WHAT TO WORK ON =>
State how many lines of the records contain the string "logs". Give the number alone.

##### SUPPLIED RECORDS #####

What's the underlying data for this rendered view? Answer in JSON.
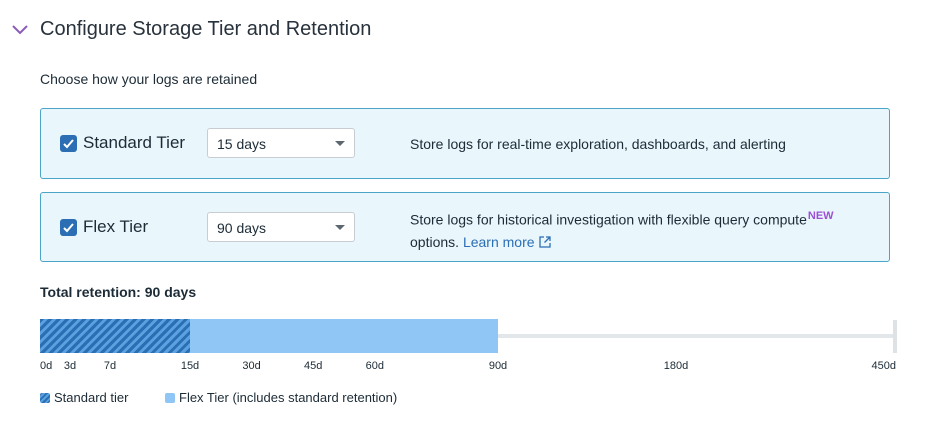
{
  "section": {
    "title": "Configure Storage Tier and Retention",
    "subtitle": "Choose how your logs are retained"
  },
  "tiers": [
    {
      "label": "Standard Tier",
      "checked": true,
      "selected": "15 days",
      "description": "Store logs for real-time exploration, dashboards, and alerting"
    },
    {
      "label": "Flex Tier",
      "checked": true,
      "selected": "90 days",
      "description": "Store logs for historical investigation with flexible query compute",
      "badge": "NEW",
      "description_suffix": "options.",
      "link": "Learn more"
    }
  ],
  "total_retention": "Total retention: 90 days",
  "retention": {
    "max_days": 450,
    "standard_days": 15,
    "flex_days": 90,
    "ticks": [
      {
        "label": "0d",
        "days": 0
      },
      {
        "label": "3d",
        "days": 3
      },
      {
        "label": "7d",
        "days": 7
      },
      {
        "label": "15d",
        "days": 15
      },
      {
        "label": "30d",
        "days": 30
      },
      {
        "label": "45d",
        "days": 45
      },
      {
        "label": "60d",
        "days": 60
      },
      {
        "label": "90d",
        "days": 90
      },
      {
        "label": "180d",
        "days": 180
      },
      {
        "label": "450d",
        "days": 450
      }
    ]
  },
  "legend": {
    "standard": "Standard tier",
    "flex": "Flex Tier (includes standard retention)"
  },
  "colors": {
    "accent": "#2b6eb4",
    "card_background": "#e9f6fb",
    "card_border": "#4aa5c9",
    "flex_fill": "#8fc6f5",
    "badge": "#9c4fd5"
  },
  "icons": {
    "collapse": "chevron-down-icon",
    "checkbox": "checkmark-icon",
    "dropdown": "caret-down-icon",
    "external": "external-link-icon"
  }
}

#####

SOLVED EXERCISE =>
3